▶ **THE INPUT**

┏━━

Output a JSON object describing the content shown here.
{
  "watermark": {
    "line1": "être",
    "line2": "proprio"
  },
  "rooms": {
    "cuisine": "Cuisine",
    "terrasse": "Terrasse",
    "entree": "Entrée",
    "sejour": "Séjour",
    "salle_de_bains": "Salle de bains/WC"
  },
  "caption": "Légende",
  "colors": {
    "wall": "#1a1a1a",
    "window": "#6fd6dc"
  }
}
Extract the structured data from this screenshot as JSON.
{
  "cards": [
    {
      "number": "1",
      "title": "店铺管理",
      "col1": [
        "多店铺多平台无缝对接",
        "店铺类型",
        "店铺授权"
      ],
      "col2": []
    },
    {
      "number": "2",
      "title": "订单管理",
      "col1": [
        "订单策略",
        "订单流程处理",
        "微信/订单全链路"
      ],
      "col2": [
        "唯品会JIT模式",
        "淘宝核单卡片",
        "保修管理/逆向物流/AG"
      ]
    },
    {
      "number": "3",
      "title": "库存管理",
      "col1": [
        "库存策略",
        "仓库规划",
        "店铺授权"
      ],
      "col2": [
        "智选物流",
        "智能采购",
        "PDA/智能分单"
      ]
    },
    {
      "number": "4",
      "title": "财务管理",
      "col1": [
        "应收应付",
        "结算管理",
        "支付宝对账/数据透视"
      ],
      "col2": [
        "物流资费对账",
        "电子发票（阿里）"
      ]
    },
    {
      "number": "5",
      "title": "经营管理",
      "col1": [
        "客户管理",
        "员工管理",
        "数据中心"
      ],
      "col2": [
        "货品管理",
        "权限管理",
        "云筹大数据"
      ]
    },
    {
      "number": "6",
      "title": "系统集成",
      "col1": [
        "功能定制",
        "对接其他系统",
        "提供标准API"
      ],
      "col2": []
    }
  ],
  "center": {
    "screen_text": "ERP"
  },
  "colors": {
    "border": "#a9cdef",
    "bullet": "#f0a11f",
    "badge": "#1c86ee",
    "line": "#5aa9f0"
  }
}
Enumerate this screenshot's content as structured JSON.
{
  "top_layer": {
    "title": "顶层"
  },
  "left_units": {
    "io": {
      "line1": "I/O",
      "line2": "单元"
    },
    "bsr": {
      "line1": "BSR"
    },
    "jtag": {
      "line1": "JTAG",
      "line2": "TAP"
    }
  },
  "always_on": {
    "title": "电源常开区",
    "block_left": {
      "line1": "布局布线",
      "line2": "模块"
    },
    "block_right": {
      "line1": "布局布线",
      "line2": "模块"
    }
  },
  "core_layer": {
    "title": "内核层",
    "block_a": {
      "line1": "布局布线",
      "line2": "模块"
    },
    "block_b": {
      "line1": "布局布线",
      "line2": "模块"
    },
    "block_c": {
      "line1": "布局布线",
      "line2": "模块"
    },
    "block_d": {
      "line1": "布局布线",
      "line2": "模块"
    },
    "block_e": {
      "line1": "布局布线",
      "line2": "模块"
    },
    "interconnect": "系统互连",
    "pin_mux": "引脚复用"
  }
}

┗━━

▶ **GIVEN INSTRUCTION**
Only the lines from the one containing "Enumerate this screenshot's" to the end of the data should be printed, exactly as they stand.

▶ **FINISHED ANSWER**
Enumerate this screenshot's content as structured JSON.
{
  "top_layer": {
    "title": "顶层"
  },
  "left_units": {
    "io": {
      "line1": "I/O",
      "line2": "单元"
    },
    "bsr": {
      "line1": "BSR"
    },
    "jtag": {
      "line1": "JTAG",
      "line2": "TAP"
    }
  },
  "always_on": {
    "title": "电源常开区",
    "block_left": {
      "line1": "布局布线",
      "line2": "模块"
    },
    "block_right": {
      "line1": "布局布线",
      "line2": "模块"
    }
  },
  "core_layer": {
    "title": "内核层",
    "block_a": {
      "line1": "布局布线",
      "line2": "模块"
    },
    "block_b": {
      "line1": "布局布线",
      "line2": "模块"
    },
    "block_c": {
      "line1": "布局布线",
      "line2": "模块"
    },
    "block_d": {
      "line1": "布局布线",
      "line2": "模块"
    },
    "block_e": {
      "line1": "布局布线",
      "line2": "模块"
    },
    "interconnect": "系统互连",
    "pin_mux": "引脚复用"
  }
}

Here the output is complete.